Recast the stretch from the line containing "most 100 elements." through the line containing "mode-g-badge: g xyxy=(394,226,408,246)", both included, as a JSON list of strings, one string per line, leaving out blank lines.

SUPPLIED MATERIAL ::
'''

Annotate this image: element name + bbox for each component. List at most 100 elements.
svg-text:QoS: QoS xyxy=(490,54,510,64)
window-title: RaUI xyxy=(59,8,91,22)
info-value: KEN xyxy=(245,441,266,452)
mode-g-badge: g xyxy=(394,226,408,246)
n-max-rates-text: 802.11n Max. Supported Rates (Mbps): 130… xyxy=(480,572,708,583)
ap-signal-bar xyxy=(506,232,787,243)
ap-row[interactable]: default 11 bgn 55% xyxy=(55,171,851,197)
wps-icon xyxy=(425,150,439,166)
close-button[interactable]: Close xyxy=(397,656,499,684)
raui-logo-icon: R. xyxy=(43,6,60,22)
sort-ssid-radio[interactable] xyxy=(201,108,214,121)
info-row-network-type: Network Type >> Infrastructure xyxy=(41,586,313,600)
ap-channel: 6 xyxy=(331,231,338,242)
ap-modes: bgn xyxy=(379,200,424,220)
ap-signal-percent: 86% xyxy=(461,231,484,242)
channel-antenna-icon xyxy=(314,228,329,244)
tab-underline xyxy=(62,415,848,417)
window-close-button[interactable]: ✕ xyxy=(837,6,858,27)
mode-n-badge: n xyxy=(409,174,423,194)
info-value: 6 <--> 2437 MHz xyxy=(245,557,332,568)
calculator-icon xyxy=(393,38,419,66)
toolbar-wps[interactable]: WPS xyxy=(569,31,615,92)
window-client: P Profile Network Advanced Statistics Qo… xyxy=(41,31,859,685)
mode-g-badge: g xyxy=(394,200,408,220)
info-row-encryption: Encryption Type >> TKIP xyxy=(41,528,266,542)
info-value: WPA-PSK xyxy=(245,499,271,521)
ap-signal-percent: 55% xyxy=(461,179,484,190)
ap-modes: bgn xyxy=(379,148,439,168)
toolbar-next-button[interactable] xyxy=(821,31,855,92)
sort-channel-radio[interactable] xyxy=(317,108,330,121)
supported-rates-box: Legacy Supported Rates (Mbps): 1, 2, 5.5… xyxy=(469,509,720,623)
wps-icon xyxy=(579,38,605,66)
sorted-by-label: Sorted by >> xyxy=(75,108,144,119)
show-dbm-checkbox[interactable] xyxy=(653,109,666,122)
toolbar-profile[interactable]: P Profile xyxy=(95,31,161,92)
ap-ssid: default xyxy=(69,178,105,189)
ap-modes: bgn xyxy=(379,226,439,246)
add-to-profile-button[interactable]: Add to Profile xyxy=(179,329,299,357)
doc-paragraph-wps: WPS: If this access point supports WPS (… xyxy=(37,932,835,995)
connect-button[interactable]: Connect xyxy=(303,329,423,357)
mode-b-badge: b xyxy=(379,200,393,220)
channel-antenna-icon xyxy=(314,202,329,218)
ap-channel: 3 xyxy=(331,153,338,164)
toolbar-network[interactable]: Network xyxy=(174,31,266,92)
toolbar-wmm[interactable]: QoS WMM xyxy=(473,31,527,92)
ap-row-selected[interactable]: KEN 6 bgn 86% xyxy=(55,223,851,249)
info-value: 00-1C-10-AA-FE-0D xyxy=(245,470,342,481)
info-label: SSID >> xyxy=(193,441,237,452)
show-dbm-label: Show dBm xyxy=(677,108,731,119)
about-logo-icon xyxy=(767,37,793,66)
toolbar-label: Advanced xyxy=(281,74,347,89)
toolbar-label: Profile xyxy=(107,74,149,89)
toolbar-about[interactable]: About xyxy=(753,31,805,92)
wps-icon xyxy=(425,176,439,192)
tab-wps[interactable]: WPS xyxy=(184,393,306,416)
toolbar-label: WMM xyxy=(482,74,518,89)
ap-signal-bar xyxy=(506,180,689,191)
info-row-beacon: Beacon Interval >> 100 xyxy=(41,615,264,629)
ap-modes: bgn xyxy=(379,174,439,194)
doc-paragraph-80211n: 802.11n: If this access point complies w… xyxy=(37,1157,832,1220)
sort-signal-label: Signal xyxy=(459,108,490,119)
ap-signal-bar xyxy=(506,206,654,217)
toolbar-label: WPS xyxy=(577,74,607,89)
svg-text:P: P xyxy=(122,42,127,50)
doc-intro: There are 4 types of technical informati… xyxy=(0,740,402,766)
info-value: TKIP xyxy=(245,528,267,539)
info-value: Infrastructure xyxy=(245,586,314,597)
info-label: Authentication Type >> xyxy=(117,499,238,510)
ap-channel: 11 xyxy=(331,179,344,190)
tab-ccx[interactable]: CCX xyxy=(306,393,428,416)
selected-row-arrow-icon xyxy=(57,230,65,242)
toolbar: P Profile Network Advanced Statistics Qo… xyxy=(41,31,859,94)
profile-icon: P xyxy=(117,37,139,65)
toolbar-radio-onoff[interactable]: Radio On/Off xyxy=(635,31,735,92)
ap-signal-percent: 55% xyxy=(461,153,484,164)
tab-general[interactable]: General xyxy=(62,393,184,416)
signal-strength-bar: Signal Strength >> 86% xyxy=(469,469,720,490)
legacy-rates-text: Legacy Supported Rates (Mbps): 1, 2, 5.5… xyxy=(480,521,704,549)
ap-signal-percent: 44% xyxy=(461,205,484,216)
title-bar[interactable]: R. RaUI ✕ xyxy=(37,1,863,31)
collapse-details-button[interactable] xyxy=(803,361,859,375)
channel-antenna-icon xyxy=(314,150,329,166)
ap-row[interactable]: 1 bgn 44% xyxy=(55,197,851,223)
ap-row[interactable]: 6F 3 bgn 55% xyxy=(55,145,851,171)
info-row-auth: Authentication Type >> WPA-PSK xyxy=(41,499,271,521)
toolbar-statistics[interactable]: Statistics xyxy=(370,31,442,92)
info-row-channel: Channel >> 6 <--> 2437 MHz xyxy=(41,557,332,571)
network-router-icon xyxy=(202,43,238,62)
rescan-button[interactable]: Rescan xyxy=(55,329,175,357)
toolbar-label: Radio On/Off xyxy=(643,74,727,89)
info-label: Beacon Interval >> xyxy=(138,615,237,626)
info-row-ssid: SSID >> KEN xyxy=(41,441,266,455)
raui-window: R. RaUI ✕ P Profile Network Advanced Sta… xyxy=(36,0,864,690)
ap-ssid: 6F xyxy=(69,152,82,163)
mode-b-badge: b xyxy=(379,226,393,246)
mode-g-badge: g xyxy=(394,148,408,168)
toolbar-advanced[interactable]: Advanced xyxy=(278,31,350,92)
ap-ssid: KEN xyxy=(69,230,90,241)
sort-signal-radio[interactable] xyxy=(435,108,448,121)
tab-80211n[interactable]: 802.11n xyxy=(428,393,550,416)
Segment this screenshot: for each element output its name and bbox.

'''
'''

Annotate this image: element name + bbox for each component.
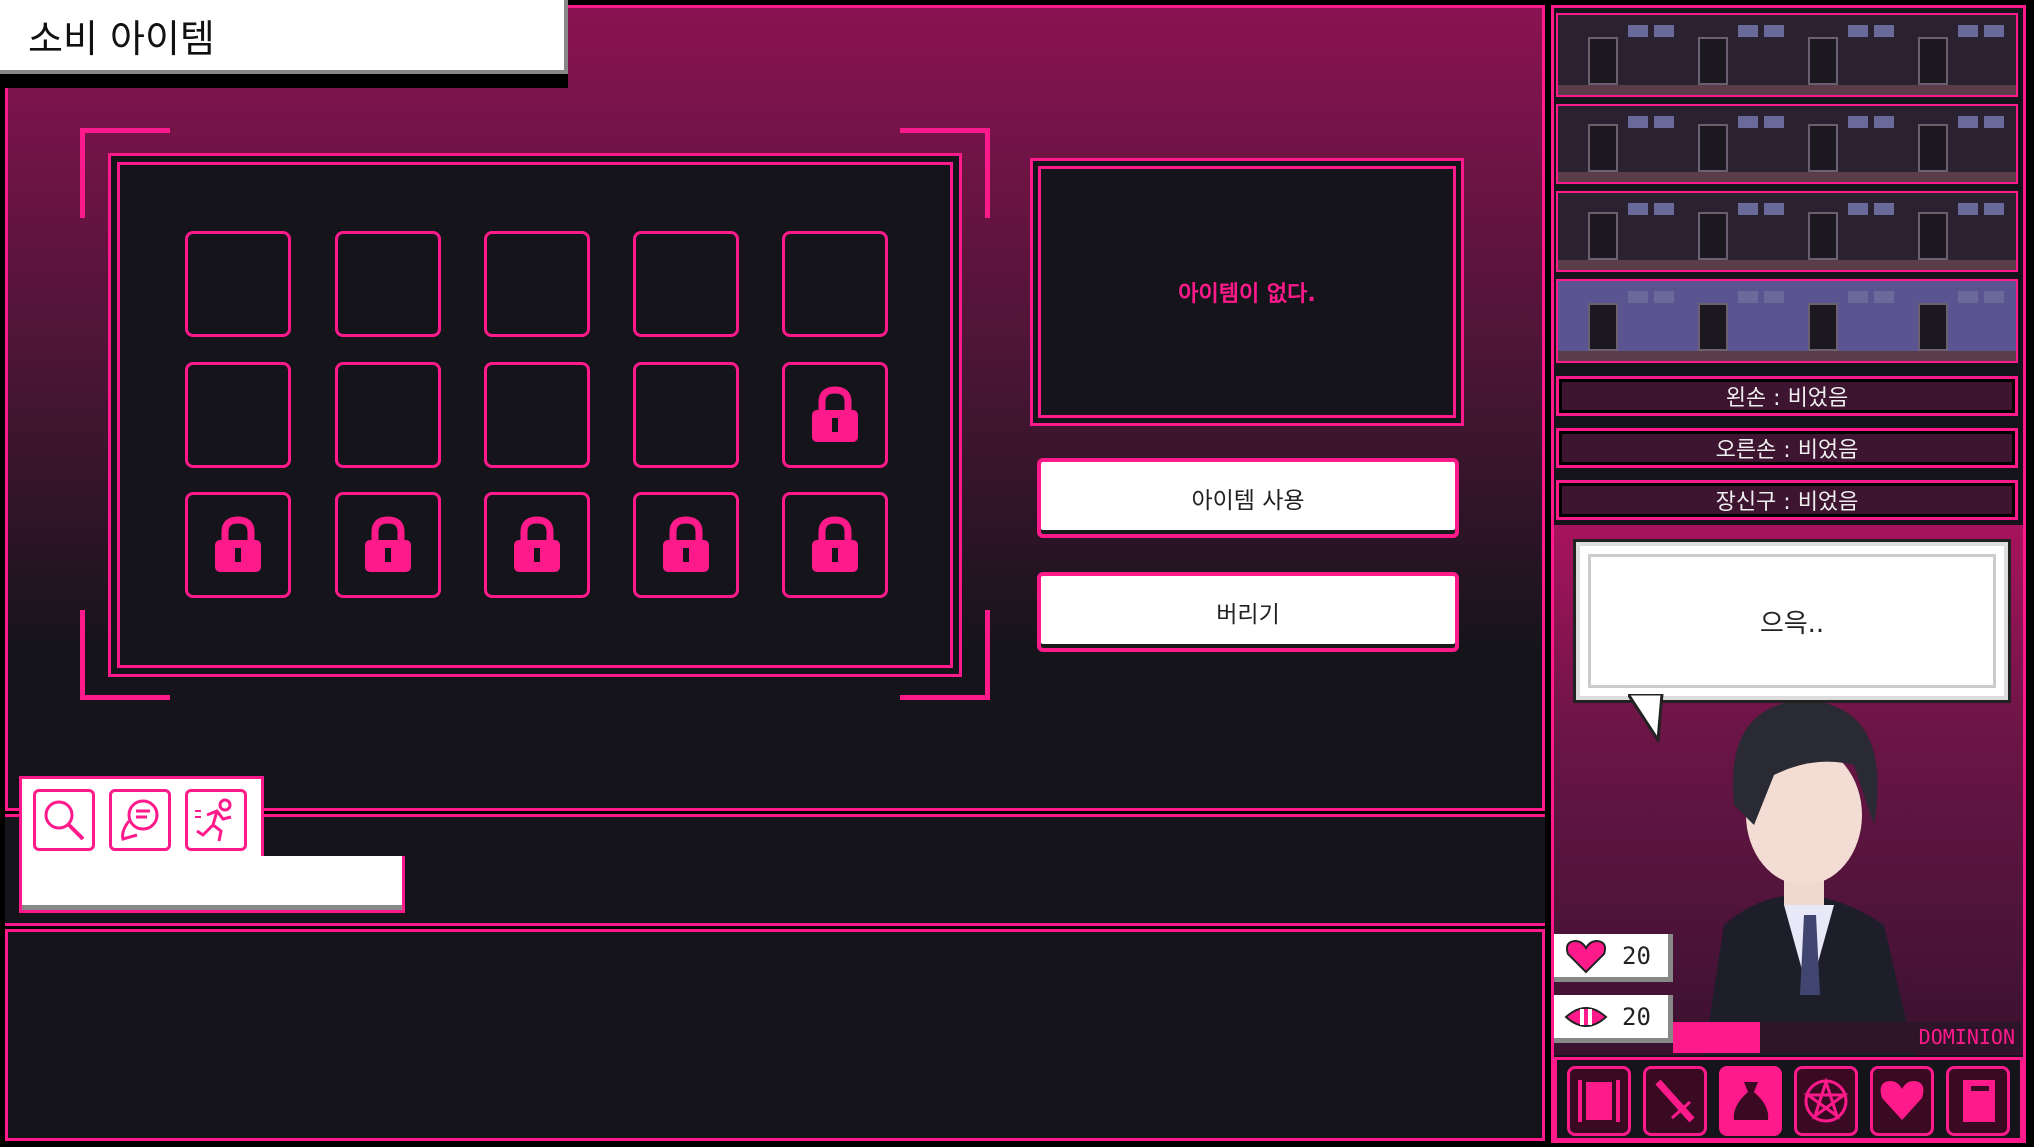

'''

THE SOLUTION ::
[
  "Annotate this image: element name + bbox for each component. List at most 100 elements.",
  "svg-text:QoS: QoS xyxy=(490,54,510,64)",
  "window-title: RaUI xyxy=(59,8,91,22)",
  "info-value: KEN xyxy=(245,441,266,452)",
  "mode-g-badge: g xyxy=(394,226,408,246)"
]